» Extracted entries
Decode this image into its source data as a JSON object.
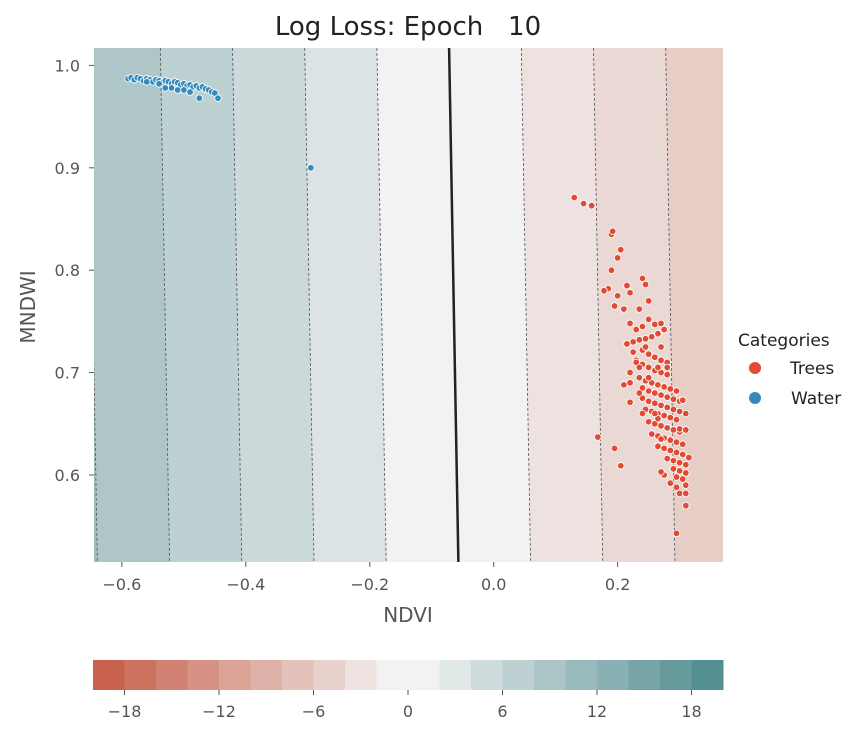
{
  "chart_data": {
    "type": "scatter",
    "title": "Log Loss: Epoch   10",
    "xlabel": "NDVI",
    "ylabel": "MNDWI",
    "xlim": [
      -0.645,
      0.37
    ],
    "ylim": [
      0.515,
      1.017
    ],
    "xticks": [
      -0.6,
      -0.4,
      -0.2,
      0.0,
      0.2
    ],
    "xtick_labels": [
      "−0.6",
      "−0.4",
      "−0.2",
      "0.0",
      "0.2"
    ],
    "yticks": [
      0.6,
      0.7,
      0.8,
      0.9,
      1.0
    ],
    "ytick_labels": [
      "0.6",
      "0.7",
      "0.8",
      "0.9",
      "1.0"
    ],
    "decision_boundary": [
      [
        -0.072,
        1.017
      ],
      [
        -0.057,
        0.515
      ]
    ],
    "legend": {
      "title": "Categories",
      "placement": "right",
      "entries": [
        {
          "label": "Trees",
          "color": "#e24a33"
        },
        {
          "label": "Water",
          "color": "#348abd"
        }
      ]
    },
    "series": [
      {
        "name": "Water",
        "color": "#348abd",
        "points": [
          [
            -0.59,
            0.987
          ],
          [
            -0.585,
            0.988
          ],
          [
            -0.58,
            0.986
          ],
          [
            -0.575,
            0.988
          ],
          [
            -0.57,
            0.987
          ],
          [
            -0.565,
            0.985
          ],
          [
            -0.56,
            0.987
          ],
          [
            -0.555,
            0.986
          ],
          [
            -0.55,
            0.984
          ],
          [
            -0.545,
            0.986
          ],
          [
            -0.54,
            0.985
          ],
          [
            -0.535,
            0.983
          ],
          [
            -0.53,
            0.985
          ],
          [
            -0.525,
            0.984
          ],
          [
            -0.52,
            0.982
          ],
          [
            -0.515,
            0.984
          ],
          [
            -0.51,
            0.983
          ],
          [
            -0.505,
            0.981
          ],
          [
            -0.5,
            0.982
          ],
          [
            -0.495,
            0.98
          ],
          [
            -0.49,
            0.981
          ],
          [
            -0.485,
            0.979
          ],
          [
            -0.48,
            0.98
          ],
          [
            -0.475,
            0.978
          ],
          [
            -0.47,
            0.979
          ],
          [
            -0.465,
            0.977
          ],
          [
            -0.46,
            0.976
          ],
          [
            -0.455,
            0.974
          ],
          [
            -0.45,
            0.973
          ],
          [
            -0.56,
            0.984
          ],
          [
            -0.54,
            0.982
          ],
          [
            -0.52,
            0.978
          ],
          [
            -0.5,
            0.976
          ],
          [
            -0.49,
            0.974
          ],
          [
            -0.475,
            0.968
          ],
          [
            -0.445,
            0.968
          ],
          [
            -0.53,
            0.978
          ],
          [
            -0.51,
            0.976
          ],
          [
            -0.295,
            0.9
          ]
        ]
      },
      {
        "name": "Trees",
        "color": "#e24a33",
        "points": [
          [
            0.13,
            0.871
          ],
          [
            0.145,
            0.865
          ],
          [
            0.158,
            0.863
          ],
          [
            0.19,
            0.835
          ],
          [
            0.192,
            0.838
          ],
          [
            0.205,
            0.82
          ],
          [
            0.2,
            0.812
          ],
          [
            0.19,
            0.8
          ],
          [
            0.185,
            0.782
          ],
          [
            0.178,
            0.78
          ],
          [
            0.2,
            0.775
          ],
          [
            0.215,
            0.785
          ],
          [
            0.22,
            0.778
          ],
          [
            0.24,
            0.792
          ],
          [
            0.245,
            0.786
          ],
          [
            0.25,
            0.77
          ],
          [
            0.235,
            0.762
          ],
          [
            0.195,
            0.765
          ],
          [
            0.21,
            0.762
          ],
          [
            0.22,
            0.748
          ],
          [
            0.23,
            0.742
          ],
          [
            0.24,
            0.745
          ],
          [
            0.25,
            0.752
          ],
          [
            0.26,
            0.747
          ],
          [
            0.27,
            0.748
          ],
          [
            0.275,
            0.742
          ],
          [
            0.265,
            0.738
          ],
          [
            0.255,
            0.735
          ],
          [
            0.245,
            0.733
          ],
          [
            0.235,
            0.732
          ],
          [
            0.225,
            0.73
          ],
          [
            0.215,
            0.728
          ],
          [
            0.225,
            0.72
          ],
          [
            0.24,
            0.722
          ],
          [
            0.25,
            0.718
          ],
          [
            0.26,
            0.715
          ],
          [
            0.27,
            0.712
          ],
          [
            0.28,
            0.71
          ],
          [
            0.23,
            0.712
          ],
          [
            0.24,
            0.708
          ],
          [
            0.25,
            0.705
          ],
          [
            0.26,
            0.702
          ],
          [
            0.27,
            0.7
          ],
          [
            0.28,
            0.698
          ],
          [
            0.22,
            0.7
          ],
          [
            0.235,
            0.695
          ],
          [
            0.245,
            0.692
          ],
          [
            0.255,
            0.69
          ],
          [
            0.265,
            0.688
          ],
          [
            0.275,
            0.686
          ],
          [
            0.285,
            0.684
          ],
          [
            0.295,
            0.682
          ],
          [
            0.24,
            0.685
          ],
          [
            0.25,
            0.682
          ],
          [
            0.26,
            0.68
          ],
          [
            0.27,
            0.678
          ],
          [
            0.28,
            0.676
          ],
          [
            0.29,
            0.674
          ],
          [
            0.3,
            0.672
          ],
          [
            0.24,
            0.675
          ],
          [
            0.25,
            0.672
          ],
          [
            0.26,
            0.67
          ],
          [
            0.27,
            0.668
          ],
          [
            0.28,
            0.666
          ],
          [
            0.29,
            0.664
          ],
          [
            0.3,
            0.662
          ],
          [
            0.245,
            0.664
          ],
          [
            0.255,
            0.662
          ],
          [
            0.265,
            0.66
          ],
          [
            0.275,
            0.658
          ],
          [
            0.285,
            0.656
          ],
          [
            0.295,
            0.654
          ],
          [
            0.25,
            0.652
          ],
          [
            0.26,
            0.65
          ],
          [
            0.27,
            0.648
          ],
          [
            0.28,
            0.646
          ],
          [
            0.29,
            0.644
          ],
          [
            0.3,
            0.642
          ],
          [
            0.255,
            0.64
          ],
          [
            0.265,
            0.638
          ],
          [
            0.275,
            0.636
          ],
          [
            0.285,
            0.634
          ],
          [
            0.295,
            0.632
          ],
          [
            0.305,
            0.63
          ],
          [
            0.265,
            0.628
          ],
          [
            0.275,
            0.626
          ],
          [
            0.285,
            0.624
          ],
          [
            0.295,
            0.622
          ],
          [
            0.305,
            0.62
          ],
          [
            0.28,
            0.616
          ],
          [
            0.29,
            0.614
          ],
          [
            0.3,
            0.612
          ],
          [
            0.31,
            0.61
          ],
          [
            0.315,
            0.617
          ],
          [
            0.29,
            0.606
          ],
          [
            0.3,
            0.604
          ],
          [
            0.31,
            0.602
          ],
          [
            0.275,
            0.6
          ],
          [
            0.295,
            0.598
          ],
          [
            0.305,
            0.596
          ],
          [
            0.285,
            0.592
          ],
          [
            0.31,
            0.59
          ],
          [
            0.295,
            0.588
          ],
          [
            0.3,
            0.582
          ],
          [
            0.31,
            0.582
          ],
          [
            0.31,
            0.57
          ],
          [
            0.295,
            0.543
          ],
          [
            0.27,
            0.603
          ],
          [
            0.205,
            0.609
          ],
          [
            0.21,
            0.688
          ],
          [
            0.22,
            0.69
          ],
          [
            0.22,
            0.671
          ],
          [
            0.23,
            0.71
          ],
          [
            0.235,
            0.68
          ],
          [
            0.24,
            0.66
          ],
          [
            0.305,
            0.673
          ],
          [
            0.31,
            0.66
          ],
          [
            0.3,
            0.645
          ],
          [
            0.31,
            0.644
          ],
          [
            0.245,
            0.725
          ],
          [
            0.27,
            0.725
          ],
          [
            0.27,
            0.635
          ],
          [
            0.265,
            0.655
          ],
          [
            0.168,
            0.637
          ],
          [
            0.195,
            0.626
          ],
          [
            0.26,
            0.66
          ],
          [
            0.28,
            0.705
          ],
          [
            0.25,
            0.695
          ],
          [
            0.265,
            0.705
          ],
          [
            0.235,
            0.705
          ]
        ]
      }
    ],
    "colorbar": {
      "ticks": [
        -18,
        -12,
        -6,
        0,
        6,
        12,
        18
      ],
      "tick_labels": [
        "−18",
        "−12",
        "−6",
        "0",
        "6",
        "12",
        "18"
      ],
      "range": [
        -20,
        20
      ],
      "low_color": "#c8624d",
      "mid_color": "#f2f2f2",
      "high_color": "#548f92"
    }
  }
}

» What to work on
Report every line containing the word "title" from the listing above.

» Result of the exercise
    "title": "Log Loss: Epoch   10",
      "title": "Categories",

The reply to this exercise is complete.